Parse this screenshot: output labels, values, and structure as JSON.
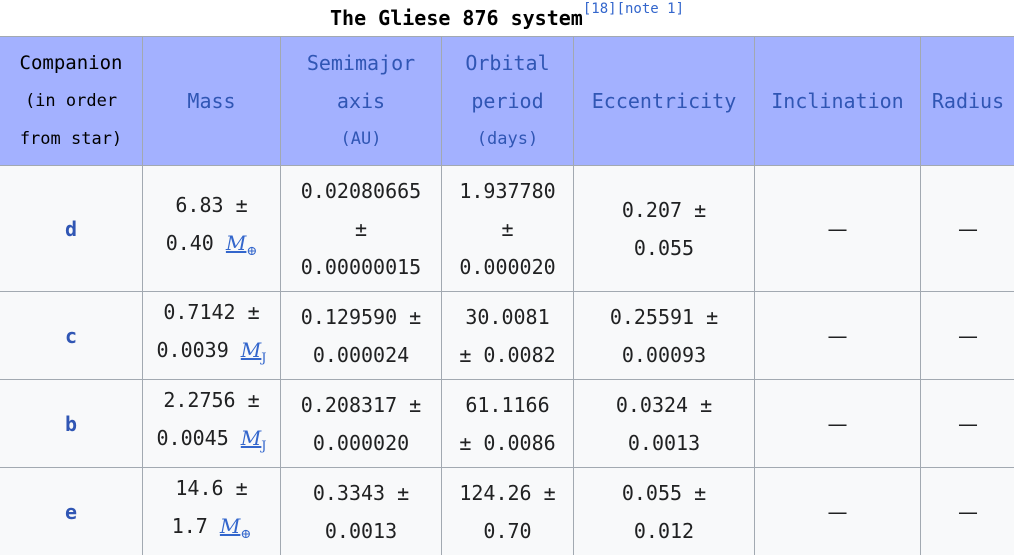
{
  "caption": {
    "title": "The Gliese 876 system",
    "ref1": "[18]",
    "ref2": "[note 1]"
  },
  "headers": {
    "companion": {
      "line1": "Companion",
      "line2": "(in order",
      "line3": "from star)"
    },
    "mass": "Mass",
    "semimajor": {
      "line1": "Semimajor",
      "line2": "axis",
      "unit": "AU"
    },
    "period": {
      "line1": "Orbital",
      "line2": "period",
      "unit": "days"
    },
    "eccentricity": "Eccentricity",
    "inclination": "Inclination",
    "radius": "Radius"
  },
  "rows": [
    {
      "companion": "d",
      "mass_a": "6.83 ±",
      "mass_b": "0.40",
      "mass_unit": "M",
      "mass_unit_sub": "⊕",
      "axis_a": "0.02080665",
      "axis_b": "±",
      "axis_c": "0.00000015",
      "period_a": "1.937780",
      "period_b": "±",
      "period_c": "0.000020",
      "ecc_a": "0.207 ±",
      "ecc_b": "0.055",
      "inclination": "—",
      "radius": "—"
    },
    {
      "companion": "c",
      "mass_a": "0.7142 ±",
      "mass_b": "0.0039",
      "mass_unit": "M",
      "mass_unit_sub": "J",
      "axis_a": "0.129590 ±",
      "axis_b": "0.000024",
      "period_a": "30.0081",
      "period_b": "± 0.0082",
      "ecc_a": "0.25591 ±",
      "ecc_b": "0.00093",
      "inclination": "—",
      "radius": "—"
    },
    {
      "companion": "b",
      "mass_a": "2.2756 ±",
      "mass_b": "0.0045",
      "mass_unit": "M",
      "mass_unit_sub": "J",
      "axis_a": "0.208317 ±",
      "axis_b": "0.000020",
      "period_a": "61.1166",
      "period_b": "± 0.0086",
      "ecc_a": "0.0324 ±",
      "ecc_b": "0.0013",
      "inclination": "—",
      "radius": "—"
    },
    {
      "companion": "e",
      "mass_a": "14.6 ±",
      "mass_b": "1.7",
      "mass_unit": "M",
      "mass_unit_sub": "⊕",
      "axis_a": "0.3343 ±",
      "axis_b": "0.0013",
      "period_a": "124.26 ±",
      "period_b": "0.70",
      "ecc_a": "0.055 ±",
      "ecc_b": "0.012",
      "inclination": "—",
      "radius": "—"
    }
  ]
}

# WHAT THE EXERCISE ASKS
Copy each line in full and exactly, omitting any picture.

# ANSWER
Parse this screenshot: output labels, values, and structure as JSON.
{
  "caption": {
    "title": "The Gliese 876 system",
    "ref1": "[18]",
    "ref2": "[note 1]"
  },
  "headers": {
    "companion": {
      "line1": "Companion",
      "line2": "(in order",
      "line3": "from star)"
    },
    "mass": "Mass",
    "semimajor": {
      "line1": "Semimajor",
      "line2": "axis",
      "unit": "AU"
    },
    "period": {
      "line1": "Orbital",
      "line2": "period",
      "unit": "days"
    },
    "eccentricity": "Eccentricity",
    "inclination": "Inclination",
    "radius": "Radius"
  },
  "rows": [
    {
      "companion": "d",
      "mass_a": "6.83 ±",
      "mass_b": "0.40",
      "mass_unit": "M",
      "mass_unit_sub": "⊕",
      "axis_a": "0.02080665",
      "axis_b": "±",
      "axis_c": "0.00000015",
      "period_a": "1.937780",
      "period_b": "±",
      "period_c": "0.000020",
      "ecc_a": "0.207 ±",
      "ecc_b": "0.055",
      "inclination": "—",
      "radius": "—"
    },
    {
      "companion": "c",
      "mass_a": "0.7142 ±",
      "mass_b": "0.0039",
      "mass_unit": "M",
      "mass_unit_sub": "J",
      "axis_a": "0.129590 ±",
      "axis_b": "0.000024",
      "period_a": "30.0081",
      "period_b": "± 0.0082",
      "ecc_a": "0.25591 ±",
      "ecc_b": "0.00093",
      "inclination": "—",
      "radius": "—"
    },
    {
      "companion": "b",
      "mass_a": "2.2756 ±",
      "mass_b": "0.0045",
      "mass_unit": "M",
      "mass_unit_sub": "J",
      "axis_a": "0.208317 ±",
      "axis_b": "0.000020",
      "period_a": "61.1166",
      "period_b": "± 0.0086",
      "ecc_a": "0.0324 ±",
      "ecc_b": "0.0013",
      "inclination": "—",
      "radius": "—"
    },
    {
      "companion": "e",
      "mass_a": "14.6 ±",
      "mass_b": "1.7",
      "mass_unit": "M",
      "mass_unit_sub": "⊕",
      "axis_a": "0.3343 ±",
      "axis_b": "0.0013",
      "period_a": "124.26 ±",
      "period_b": "0.70",
      "ecc_a": "0.055 ±",
      "ecc_b": "0.012",
      "inclination": "—",
      "radius": "—"
    }
  ]
}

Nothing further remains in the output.